[Stored dataset items]
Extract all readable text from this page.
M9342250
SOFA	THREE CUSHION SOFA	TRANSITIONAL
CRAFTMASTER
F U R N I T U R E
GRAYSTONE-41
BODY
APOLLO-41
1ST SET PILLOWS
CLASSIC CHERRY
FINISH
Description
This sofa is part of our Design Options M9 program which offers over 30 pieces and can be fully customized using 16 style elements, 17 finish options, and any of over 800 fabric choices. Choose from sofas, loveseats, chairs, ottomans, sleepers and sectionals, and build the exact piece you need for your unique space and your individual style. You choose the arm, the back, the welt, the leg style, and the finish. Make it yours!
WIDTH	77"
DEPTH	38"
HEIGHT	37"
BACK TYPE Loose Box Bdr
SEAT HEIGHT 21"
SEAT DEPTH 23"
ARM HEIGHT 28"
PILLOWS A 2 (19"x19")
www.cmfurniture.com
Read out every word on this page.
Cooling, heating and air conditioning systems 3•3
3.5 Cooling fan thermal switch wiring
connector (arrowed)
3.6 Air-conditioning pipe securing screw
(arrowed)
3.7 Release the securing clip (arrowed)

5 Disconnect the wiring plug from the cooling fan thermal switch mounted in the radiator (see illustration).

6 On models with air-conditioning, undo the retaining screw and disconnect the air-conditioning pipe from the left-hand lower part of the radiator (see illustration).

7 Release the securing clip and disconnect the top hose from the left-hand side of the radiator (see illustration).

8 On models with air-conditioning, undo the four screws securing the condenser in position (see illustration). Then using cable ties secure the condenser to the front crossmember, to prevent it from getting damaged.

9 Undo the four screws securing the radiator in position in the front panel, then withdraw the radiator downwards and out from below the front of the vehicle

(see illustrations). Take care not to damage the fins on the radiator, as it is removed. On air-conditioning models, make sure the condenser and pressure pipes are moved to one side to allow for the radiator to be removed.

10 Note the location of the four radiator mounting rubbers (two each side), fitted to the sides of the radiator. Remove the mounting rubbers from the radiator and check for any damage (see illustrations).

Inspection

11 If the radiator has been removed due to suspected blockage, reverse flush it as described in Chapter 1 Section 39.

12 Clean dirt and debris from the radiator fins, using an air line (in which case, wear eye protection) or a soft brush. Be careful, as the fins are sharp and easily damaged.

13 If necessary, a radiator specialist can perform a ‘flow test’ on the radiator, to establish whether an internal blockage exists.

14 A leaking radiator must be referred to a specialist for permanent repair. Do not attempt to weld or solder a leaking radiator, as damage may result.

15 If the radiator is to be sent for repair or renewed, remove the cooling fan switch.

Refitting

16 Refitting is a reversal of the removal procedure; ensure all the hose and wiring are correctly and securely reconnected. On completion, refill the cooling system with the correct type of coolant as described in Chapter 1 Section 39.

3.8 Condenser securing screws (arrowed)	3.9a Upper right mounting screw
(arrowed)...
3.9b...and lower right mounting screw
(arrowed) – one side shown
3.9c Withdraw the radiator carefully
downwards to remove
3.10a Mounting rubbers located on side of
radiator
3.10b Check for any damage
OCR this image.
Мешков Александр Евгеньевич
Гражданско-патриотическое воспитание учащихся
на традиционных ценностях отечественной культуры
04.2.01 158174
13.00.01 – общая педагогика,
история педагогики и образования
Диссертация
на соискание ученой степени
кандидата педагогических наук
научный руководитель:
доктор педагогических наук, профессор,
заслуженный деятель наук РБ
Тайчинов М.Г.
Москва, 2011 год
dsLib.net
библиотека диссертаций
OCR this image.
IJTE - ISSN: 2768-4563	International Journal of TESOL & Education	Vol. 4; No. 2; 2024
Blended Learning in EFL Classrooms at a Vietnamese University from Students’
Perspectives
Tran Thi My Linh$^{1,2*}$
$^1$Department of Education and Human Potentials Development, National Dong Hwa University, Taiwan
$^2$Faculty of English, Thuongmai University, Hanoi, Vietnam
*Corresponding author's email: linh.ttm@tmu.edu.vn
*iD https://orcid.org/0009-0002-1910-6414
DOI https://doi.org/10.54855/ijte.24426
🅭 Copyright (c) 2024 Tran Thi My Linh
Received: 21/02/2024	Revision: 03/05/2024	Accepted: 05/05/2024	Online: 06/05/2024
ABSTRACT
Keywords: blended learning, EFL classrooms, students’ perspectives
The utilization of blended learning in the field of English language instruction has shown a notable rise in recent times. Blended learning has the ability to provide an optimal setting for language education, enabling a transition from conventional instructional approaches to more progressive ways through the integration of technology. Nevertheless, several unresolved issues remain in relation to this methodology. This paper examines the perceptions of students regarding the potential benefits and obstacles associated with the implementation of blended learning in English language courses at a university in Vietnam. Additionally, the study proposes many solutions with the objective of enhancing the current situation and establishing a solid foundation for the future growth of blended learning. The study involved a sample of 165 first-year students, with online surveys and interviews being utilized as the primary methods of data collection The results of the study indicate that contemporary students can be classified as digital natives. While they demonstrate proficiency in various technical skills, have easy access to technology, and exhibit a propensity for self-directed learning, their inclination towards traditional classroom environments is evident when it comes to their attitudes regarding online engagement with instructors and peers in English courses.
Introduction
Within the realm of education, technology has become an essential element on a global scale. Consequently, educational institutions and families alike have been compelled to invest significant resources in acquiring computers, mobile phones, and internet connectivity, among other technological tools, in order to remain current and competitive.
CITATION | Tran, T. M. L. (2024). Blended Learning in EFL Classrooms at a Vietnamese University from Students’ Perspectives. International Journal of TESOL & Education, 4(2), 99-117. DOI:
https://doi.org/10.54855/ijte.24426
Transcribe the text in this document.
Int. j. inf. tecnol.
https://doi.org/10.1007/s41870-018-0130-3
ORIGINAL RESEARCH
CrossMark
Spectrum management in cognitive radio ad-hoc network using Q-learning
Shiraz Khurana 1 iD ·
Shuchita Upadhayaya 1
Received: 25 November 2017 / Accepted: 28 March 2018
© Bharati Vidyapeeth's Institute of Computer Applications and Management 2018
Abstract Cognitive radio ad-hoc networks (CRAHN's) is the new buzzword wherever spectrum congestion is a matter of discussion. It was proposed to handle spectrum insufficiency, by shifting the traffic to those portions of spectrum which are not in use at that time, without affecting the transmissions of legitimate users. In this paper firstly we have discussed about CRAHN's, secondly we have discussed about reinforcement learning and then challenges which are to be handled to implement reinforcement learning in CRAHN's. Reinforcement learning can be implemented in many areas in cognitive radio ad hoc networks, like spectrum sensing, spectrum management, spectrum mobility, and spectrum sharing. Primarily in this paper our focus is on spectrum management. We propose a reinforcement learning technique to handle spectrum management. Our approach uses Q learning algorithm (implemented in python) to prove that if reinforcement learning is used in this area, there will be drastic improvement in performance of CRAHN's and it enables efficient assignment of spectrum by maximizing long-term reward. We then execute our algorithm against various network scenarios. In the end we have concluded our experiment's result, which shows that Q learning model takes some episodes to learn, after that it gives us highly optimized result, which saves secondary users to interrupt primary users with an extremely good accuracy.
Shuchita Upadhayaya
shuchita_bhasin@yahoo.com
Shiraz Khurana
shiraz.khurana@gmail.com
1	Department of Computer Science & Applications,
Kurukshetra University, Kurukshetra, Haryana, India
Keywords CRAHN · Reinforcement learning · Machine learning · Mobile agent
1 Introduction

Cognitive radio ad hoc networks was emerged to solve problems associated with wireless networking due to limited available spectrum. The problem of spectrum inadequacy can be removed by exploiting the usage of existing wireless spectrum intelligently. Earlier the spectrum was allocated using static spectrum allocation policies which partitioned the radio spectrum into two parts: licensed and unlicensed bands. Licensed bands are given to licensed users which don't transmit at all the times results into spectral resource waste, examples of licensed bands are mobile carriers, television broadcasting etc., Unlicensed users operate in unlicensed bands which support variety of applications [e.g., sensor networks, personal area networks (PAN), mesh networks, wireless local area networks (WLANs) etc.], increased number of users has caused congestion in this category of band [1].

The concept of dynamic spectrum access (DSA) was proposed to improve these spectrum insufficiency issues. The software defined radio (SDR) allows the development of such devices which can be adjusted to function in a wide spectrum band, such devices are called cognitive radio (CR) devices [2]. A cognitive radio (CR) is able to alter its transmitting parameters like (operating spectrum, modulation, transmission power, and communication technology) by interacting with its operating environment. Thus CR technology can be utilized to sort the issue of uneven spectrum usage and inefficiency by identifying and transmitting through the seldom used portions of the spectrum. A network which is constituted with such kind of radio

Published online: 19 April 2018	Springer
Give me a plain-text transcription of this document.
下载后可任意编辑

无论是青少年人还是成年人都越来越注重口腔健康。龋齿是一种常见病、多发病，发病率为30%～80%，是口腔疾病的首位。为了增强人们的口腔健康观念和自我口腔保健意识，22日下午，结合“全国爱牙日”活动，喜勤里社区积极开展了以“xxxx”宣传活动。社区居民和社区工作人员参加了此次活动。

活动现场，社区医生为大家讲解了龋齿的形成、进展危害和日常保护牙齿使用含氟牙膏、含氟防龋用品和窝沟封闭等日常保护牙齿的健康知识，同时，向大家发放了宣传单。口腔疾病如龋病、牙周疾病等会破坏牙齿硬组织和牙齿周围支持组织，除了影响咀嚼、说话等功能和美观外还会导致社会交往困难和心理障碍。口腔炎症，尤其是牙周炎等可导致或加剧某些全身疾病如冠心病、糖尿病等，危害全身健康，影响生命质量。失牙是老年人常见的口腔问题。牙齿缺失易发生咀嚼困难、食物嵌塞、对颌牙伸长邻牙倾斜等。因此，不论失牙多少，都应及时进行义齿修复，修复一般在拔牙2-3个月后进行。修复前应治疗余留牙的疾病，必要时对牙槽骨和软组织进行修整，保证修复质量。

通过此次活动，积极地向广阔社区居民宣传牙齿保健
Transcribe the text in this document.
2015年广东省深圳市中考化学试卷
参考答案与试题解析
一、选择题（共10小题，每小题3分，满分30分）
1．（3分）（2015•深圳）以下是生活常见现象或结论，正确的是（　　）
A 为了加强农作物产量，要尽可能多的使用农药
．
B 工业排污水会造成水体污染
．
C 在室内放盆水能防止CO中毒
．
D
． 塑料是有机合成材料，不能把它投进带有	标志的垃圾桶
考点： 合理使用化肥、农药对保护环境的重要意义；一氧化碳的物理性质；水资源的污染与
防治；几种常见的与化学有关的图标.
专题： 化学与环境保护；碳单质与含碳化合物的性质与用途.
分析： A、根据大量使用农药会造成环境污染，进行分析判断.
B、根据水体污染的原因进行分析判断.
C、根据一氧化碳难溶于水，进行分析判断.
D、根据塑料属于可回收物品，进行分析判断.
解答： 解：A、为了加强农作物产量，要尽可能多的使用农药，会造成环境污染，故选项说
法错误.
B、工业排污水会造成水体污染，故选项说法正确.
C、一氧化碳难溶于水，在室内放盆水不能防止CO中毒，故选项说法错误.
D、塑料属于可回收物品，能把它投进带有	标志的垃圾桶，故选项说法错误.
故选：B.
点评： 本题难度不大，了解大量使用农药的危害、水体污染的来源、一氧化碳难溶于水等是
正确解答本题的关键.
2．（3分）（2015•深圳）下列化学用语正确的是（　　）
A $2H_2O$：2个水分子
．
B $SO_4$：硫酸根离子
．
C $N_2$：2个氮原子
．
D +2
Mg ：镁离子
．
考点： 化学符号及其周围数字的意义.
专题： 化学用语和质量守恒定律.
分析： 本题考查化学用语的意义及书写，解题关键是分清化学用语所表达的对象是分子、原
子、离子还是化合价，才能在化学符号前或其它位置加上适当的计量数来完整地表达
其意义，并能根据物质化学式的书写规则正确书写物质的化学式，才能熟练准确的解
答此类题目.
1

» **WRITTEN INSTRUCTION**: Of all the lines above, how many contain the word "illustrations"? Answer with only the number.

» **THE COMPLETED TASK**: 2